:: Record set ::
....

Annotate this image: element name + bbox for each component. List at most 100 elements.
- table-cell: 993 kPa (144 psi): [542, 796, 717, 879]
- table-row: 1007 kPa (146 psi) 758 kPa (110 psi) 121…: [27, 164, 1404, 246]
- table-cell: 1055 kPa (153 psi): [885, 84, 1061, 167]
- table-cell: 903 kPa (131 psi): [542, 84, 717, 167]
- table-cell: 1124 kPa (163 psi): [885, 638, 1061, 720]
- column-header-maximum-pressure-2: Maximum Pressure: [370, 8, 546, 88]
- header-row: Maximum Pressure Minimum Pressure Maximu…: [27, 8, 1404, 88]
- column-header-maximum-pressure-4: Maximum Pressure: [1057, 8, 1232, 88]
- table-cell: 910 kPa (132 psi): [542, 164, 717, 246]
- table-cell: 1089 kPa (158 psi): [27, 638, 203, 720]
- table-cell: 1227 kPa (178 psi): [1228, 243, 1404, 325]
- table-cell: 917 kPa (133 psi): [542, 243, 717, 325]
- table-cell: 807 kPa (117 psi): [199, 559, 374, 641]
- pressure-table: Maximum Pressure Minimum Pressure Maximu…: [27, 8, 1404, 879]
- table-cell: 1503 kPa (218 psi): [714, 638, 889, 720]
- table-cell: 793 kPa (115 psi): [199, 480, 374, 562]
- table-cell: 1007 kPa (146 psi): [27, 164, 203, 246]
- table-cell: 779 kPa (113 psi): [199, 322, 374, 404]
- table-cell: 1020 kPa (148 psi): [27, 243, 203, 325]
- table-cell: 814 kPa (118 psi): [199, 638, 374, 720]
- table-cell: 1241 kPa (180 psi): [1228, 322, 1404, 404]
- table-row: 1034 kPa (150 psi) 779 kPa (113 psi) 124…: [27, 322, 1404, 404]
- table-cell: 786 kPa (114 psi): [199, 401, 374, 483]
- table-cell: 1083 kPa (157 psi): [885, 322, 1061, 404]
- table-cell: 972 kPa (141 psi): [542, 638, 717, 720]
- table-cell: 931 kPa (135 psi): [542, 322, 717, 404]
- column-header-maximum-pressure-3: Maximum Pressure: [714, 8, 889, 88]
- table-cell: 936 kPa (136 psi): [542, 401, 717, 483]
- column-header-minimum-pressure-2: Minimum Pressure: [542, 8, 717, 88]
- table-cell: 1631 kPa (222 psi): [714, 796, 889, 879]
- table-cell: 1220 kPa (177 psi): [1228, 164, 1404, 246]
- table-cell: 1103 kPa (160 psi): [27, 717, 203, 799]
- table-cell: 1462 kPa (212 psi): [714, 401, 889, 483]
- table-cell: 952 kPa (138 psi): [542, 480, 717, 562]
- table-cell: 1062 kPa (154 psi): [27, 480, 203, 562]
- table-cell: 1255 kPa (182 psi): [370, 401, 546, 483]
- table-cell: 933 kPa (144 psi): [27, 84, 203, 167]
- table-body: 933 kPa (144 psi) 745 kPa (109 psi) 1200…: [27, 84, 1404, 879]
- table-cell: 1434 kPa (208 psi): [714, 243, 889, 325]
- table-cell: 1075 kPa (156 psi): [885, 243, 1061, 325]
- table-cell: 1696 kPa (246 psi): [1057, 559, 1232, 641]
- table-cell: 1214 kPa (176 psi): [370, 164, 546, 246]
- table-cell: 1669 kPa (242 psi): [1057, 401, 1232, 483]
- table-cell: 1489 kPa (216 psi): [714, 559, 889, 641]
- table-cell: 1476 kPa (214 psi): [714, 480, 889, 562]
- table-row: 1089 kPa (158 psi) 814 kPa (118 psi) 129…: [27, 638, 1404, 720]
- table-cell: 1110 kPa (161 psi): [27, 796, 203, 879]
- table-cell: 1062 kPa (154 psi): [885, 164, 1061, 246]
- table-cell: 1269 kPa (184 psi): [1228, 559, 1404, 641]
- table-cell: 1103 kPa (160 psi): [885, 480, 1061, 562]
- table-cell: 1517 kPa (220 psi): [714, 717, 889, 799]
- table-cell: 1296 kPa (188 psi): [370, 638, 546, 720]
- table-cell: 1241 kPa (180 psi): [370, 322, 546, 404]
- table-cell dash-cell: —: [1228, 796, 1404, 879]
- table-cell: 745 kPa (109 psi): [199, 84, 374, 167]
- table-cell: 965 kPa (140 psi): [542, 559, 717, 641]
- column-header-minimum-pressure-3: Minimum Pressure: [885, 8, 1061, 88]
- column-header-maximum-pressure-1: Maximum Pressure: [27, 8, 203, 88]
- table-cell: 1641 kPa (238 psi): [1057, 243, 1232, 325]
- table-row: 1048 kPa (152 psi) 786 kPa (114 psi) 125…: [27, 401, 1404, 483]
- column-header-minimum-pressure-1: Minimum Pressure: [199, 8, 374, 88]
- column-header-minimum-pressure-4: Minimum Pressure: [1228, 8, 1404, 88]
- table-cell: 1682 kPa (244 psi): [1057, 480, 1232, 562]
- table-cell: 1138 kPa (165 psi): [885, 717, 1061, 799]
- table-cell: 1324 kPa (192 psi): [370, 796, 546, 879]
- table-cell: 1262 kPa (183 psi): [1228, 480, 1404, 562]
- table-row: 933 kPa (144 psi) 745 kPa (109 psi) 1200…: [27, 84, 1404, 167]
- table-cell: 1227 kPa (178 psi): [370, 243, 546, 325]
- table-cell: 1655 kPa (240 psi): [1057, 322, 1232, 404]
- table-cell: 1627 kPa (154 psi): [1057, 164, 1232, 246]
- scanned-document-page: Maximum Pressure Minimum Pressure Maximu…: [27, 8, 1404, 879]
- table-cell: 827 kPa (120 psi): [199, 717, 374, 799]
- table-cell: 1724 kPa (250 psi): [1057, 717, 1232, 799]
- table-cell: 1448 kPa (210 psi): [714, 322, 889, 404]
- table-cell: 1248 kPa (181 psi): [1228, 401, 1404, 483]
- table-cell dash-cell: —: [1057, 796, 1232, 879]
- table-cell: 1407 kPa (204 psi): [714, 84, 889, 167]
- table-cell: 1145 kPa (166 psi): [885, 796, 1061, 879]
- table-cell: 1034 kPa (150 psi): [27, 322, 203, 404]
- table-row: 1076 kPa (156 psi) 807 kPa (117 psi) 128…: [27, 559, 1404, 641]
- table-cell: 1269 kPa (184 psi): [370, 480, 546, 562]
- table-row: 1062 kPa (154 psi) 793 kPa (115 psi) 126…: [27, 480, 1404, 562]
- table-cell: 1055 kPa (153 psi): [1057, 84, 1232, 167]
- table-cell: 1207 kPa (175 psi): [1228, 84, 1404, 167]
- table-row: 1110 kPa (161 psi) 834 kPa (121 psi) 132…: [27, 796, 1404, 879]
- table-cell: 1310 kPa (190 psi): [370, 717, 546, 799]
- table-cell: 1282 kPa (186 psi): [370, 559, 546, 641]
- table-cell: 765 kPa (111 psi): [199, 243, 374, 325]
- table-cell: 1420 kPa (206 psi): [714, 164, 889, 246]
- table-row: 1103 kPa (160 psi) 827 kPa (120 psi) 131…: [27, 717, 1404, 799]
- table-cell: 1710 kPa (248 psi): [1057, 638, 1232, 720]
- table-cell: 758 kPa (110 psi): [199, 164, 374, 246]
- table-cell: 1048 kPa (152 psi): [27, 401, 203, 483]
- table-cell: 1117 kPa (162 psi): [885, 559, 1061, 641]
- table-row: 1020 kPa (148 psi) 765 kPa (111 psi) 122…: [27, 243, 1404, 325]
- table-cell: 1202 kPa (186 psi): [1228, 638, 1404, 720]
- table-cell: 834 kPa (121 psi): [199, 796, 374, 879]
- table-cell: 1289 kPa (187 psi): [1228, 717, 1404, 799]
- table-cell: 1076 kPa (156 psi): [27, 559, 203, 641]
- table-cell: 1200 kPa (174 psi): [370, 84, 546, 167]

....

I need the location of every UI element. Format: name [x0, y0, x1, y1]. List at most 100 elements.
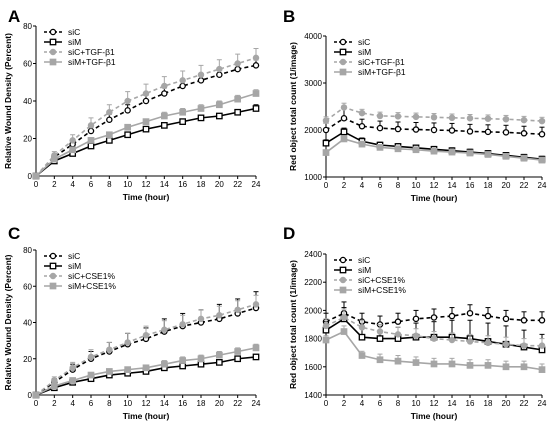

....

:: Set task ::
Rewrite the data from the line with "Annotate this image: element" to the line with "- table-cell: 917", changing "Maximum Pressure" to "Peak Pressure" and leaving everything else as it is. Give only those lines.

:: Written solution ::
Annotate this image: element name + bbox for each component. List at most 100 elements.
- table-cell: 993 kPa (144 psi): [542, 796, 717, 879]
- table-row: 1007 kPa (146 psi) 758 kPa (110 psi) 121…: [27, 164, 1404, 246]
- table-cell: 1055 kPa (153 psi): [885, 84, 1061, 167]
- table-cell: 903 kPa (131 psi): [542, 84, 717, 167]
- table-cell: 1124 kPa (163 psi): [885, 638, 1061, 720]
- column-header-maximum-pressure-2: Peak Pressure: [370, 8, 546, 88]
- header-row: Peak Pressure Minimum Pressure Maximu…: [27, 8, 1404, 88]
- column-header-maximum-pressure-4: Peak Pressure: [1057, 8, 1232, 88]
- table-cell: 910 kPa (132 psi): [542, 164, 717, 246]
- table-cell: 1089 kPa (158 psi): [27, 638, 203, 720]
- table-cell: 1227 kPa (178 psi): [1228, 243, 1404, 325]
- table-cell: 917 kPa (133 psi): [542, 243, 717, 325]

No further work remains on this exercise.